• Arbeitsanweisung
Setze den Text über Forchheim und den Rücktritt von Oberbürgermeister Franz Stumpf im Anschluss an seinen letzten Satz fort.

Alles durcheinandergewürfelt

Das herzbewegende Ende einer langen Ära

© Horst Linke

Seit dem 9. Dezember herrscht Wahlkampf. Der OB will keinen Nachfolger empfehlen. Sein typisch spitzbübischer Kommentar dazu: „Natürlich bin ich der Meinung, dass es keiner so gut machen kann wie ich.“ Mit seinem Rücktritt wiederholt sich die Geschichte. 1961 legte Andreas Steinmetz auf Anraten seiner Ärzte das Oberbürgermeisteramt nieder. Während Steinmetz die Aufbaujahre nach dem Zweiten Weltkrieg prägte, sein Nachfolger Karlheinz Ritter von Traitteur sich bis 1990 um den Ausbau der Infrastruktur und die Altstadtsanierung kümmerte, wird Oberbürgermeister Franz Stumpf als der Wirtschaftsförderer Forchheims in die Geschichte eingehen. So viel steht bereits fest.

Er hat aus der Industriearbeiter-Stadt einen Ort gemacht, an dem Konzerne wie Siemens Expansionspläne vorantreiben, der als Zentrum für die Logistikbranche gilt und der mit dem Gründerzentrum Teil des Medical Valley geworden ist. Zahlreiche Gewerbegebiete sind unter seiner Ägide ausgewiesen worden und Unternehmer loben immer wieder die unkomplizierte Art, sich hier anzusiedeln.

Forchheim wächst, nicht nur was die Zahl der Arbeitsplätze betrifft, die Stadt trotzt derzeit noch dem demografischen Wandel. Über 31 000 Bürger wohnen in der Stadt. Und es sollen mehr werden. Die Bertelsmann Stiftung spricht von drei Prozent Wachstumspotenzial bis 2025. Dazu müssen aber Baugebiete ausgewiesen werden, ein Thema, das 2015 Bürger und Stadträte gleichermaßen beschäftigt hat.

Vor allem die CSU, aber auch die FDP mahnen, dass Forchheim endlich Vollgas geben muss. Die Statistik scheint ihnen Recht zu geben. Demnach ist Hallerndorf in den vergangenen 14 Jahren um 27,7 Prozent gewachsen, Eggolsheim immerhin um 19,5 Prozent und Forchheim nur um 3,2 Prozent. Das erste Aber: Die Zahlen müssen immer in Relation zur Gemeindegröße gesehen werden.

Wohnungen für Betuchte

Das zweite Aber: Mein subjektiver Eindruck ist ein anderer, gerade wenn ich 2015 Revue passieren lasse. Natürlich ist das Angebot für die, „die ein Fünferla mehr in der Tasche haben“, wie der OB zu sagen pflegt, üppiger. Allein schon am Mietwohnungsmarkt. Da wuchsen auf dem alten Hallenbad- und Krankenhausgelände Häuser aus dem Boden, das Klosterareal ist bezugsfertig, 2016 geht es mit dem Brauhaus-Carree weiter; die zirka 115 Lofts und Penthäuser im Wiesent-Center sollen 2017 bewohnbar sein. Ist erst der Umzug der SpVgg Jahn in trockenen Tüchern, wird auch der Sportplatz zum Wohnviertel mit mehreren hundert Wohneinheiten.

• Auszug Datensätze
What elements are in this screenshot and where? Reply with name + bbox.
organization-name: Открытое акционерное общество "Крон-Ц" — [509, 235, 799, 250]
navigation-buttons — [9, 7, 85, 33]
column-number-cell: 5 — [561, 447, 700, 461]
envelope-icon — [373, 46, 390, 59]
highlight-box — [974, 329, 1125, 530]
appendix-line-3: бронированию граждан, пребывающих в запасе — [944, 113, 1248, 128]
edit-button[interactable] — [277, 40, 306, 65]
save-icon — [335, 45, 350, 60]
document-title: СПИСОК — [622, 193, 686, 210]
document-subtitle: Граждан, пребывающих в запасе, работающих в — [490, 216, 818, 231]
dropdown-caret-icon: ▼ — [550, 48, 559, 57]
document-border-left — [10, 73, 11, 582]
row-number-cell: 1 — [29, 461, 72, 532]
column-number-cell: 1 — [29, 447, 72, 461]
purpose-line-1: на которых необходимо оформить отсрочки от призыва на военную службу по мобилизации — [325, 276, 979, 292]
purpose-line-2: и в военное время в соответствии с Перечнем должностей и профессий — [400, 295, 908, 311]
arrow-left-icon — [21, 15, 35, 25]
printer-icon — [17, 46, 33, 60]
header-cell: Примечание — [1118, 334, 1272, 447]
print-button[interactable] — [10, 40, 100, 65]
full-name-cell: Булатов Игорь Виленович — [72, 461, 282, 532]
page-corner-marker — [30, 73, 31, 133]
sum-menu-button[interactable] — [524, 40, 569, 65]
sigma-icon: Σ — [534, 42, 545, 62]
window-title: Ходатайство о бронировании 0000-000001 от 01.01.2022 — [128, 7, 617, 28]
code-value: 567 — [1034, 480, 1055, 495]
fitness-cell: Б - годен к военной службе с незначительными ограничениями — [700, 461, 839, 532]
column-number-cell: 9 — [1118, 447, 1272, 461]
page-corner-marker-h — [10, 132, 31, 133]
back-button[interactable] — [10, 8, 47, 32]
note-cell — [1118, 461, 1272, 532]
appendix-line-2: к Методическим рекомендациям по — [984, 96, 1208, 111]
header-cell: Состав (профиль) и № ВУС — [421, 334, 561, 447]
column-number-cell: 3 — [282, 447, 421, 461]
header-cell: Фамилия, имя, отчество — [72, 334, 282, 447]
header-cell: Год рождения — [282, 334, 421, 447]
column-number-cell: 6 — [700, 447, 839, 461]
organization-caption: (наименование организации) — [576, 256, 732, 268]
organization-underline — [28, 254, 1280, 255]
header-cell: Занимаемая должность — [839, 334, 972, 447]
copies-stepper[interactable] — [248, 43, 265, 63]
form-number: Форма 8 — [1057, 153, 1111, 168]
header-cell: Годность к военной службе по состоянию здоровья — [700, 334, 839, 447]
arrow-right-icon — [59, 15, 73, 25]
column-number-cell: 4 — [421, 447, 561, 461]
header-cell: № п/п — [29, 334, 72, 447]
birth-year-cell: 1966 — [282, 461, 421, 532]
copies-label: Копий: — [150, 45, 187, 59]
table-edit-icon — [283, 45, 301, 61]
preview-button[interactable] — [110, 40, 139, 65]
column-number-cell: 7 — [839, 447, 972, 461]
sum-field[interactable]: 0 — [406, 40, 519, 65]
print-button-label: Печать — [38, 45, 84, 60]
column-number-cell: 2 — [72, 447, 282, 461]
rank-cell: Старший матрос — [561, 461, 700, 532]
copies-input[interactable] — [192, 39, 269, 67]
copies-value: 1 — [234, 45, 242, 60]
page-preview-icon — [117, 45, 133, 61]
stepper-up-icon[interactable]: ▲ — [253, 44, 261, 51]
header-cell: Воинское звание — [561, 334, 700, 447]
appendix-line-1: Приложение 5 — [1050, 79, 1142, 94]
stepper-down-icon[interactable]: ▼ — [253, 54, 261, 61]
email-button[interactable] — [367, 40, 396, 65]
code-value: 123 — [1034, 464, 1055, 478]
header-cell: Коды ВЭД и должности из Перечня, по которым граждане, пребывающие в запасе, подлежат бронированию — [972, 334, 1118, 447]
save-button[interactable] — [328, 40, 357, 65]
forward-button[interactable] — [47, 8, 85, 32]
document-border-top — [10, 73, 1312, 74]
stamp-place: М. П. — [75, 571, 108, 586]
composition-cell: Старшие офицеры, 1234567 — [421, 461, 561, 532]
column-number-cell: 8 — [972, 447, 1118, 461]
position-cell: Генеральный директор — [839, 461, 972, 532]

• Musterlösung
Wer jedes Fünferla zwei Mal umdrehen muss, für den gab es ebenfalls gute Nachrichten: Die GWS baut öffentlich geförderte Wohnungen im Osten der Stadt (ehemaliger Hornschuchpark) und nach dem so genannten Forchheimer Modell mit der WVG zwei Häuser im Stadtnorden. Die Zielgruppe sind vor allem anerkannte Flüchtlinge. Auch das sind Neubürger, die zum Wachstum der Stadt beitragen. Ein Anfang ist gemacht.

Auseinandersetzung kommt

Im Oktober hat das Bauamt einen Mehrstufenplan vorgestellt, um den Bauwilligen Perspektiven zu geben. Auf dem kürzesten Verwaltungsweg (das will etwas heißen) sollen alle potenziellen Baugebiete auf den Weg gebracht werden. Da sind umstrittene Flächen dabei wie in Reuth der „Obere Schulweg“ gegen den eine Bürgerinitiative kämpft; längst bekannte wie „Point- und Stampfäcker“ (Kersbach), „Weichselgarten“ (Buckenhofen) und „Hasenäcker“ (Burk). Dazu kommen 57,7 Hektar Neuland mit dem „Schleifwegäcker“ (Kersbach), „nördlich Weingartssteig“ (Buckenhofen), „Beim Heiligen Graben“ und der „Schönen Marter“ (Burk). Auch wird da sicher noch politisch gerungen werden müssen.

Zählt man alle potenziellen Wohngebiete zusammen, die auf dem Masterplan der Verwaltung stehen, dann kommt man auf gute 132 Hektar. Genug Platz zum Wachsen.